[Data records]
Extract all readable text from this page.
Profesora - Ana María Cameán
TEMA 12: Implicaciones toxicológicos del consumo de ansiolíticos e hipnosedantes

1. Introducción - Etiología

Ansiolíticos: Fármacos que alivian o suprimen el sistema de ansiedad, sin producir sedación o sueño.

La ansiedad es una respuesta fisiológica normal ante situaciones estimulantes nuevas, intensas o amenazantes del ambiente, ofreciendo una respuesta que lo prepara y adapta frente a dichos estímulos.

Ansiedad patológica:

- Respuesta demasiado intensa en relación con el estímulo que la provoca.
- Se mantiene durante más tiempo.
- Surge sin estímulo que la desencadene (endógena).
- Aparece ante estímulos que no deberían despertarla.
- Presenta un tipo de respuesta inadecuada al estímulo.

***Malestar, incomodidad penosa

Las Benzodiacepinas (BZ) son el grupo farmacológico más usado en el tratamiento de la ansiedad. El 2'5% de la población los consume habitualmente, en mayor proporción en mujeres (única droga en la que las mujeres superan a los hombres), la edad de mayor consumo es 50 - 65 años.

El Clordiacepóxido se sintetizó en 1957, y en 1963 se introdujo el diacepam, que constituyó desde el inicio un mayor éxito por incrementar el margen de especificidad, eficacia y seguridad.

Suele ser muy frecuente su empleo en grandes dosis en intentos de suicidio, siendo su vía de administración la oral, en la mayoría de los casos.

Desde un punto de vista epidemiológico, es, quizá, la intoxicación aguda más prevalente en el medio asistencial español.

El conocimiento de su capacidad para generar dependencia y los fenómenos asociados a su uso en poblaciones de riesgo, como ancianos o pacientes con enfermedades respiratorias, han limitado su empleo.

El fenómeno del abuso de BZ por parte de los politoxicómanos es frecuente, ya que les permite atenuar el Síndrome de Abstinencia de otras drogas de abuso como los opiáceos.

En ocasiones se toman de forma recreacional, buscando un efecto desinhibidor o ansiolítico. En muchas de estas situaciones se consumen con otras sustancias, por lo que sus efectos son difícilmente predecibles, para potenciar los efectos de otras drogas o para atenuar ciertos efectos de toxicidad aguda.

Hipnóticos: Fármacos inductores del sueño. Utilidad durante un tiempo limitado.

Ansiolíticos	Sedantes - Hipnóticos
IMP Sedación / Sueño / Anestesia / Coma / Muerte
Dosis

● Directions for this task:
Set down the entries verbatim, leaving none out.

● Solution for this exercise:
Extract all readable text from this page.
Profesora - Ana María Cameán
TEMA 12: Implicaciones toxicológicos del consumo de ansiolíticos e hipnosedantes

1. Introducción - Etiología

Ansiolíticos: Fármacos que alivian o suprimen el sistema de ansiedad, sin producir sedación o sueño.

La ansiedad es una respuesta fisiológica normal ante situaciones estimulantes nuevas, intensas o amenazantes del ambiente, ofreciendo una respuesta que lo prepara y adapta frente a dichos estímulos.

Ansiedad patológica:

- Respuesta demasiado intensa en relación con el estímulo que la provoca.
- Se mantiene durante más tiempo.
- Surge sin estímulo que la desencadene (endógena).
- Aparece ante estímulos que no deberían despertarla.
- Presenta un tipo de respuesta inadecuada al estímulo.

***Malestar, incomodidad penosa

Las Benzodiacepinas (BZ) son el grupo farmacológico más usado en el tratamiento de la ansiedad. El 2'5% de la población los consume habitualmente, en mayor proporción en mujeres (única droga en la que las mujeres superan a los hombres), la edad de mayor consumo es 50 - 65 años.

El Clordiacepóxido se sintetizó en 1957, y en 1963 se introdujo el diacepam, que constituyó desde el inicio un mayor éxito por incrementar el margen de especificidad, eficacia y seguridad.

Suele ser muy frecuente su empleo en grandes dosis en intentos de suicidio, siendo su vía de administración la oral, en la mayoría de los casos.

Desde un punto de vista epidemiológico, es, quizá, la intoxicación aguda más prevalente en el medio asistencial español.

El conocimiento de su capacidad para generar dependencia y los fenómenos asociados a su uso en poblaciones de riesgo, como ancianos o pacientes con enfermedades respiratorias, han limitado su empleo.

El fenómeno del abuso de BZ por parte de los politoxicómanos es frecuente, ya que les permite atenuar el Síndrome de Abstinencia de otras drogas de abuso como los opiáceos.

En ocasiones se toman de forma recreacional, buscando un efecto desinhibidor o ansiolítico. En muchas de estas situaciones se consumen con otras sustancias, por lo que sus efectos son difícilmente predecibles, para potenciar los efectos de otras drogas o para atenuar ciertos efectos de toxicidad aguda.

Hipnóticos: Fármacos inductores del sueño. Utilidad durante un tiempo limitado.

Ansiolíticos	Sedantes - Hipnóticos
IMP Sedación / Sueño / Anestesia / Coma / Muerte
Dosis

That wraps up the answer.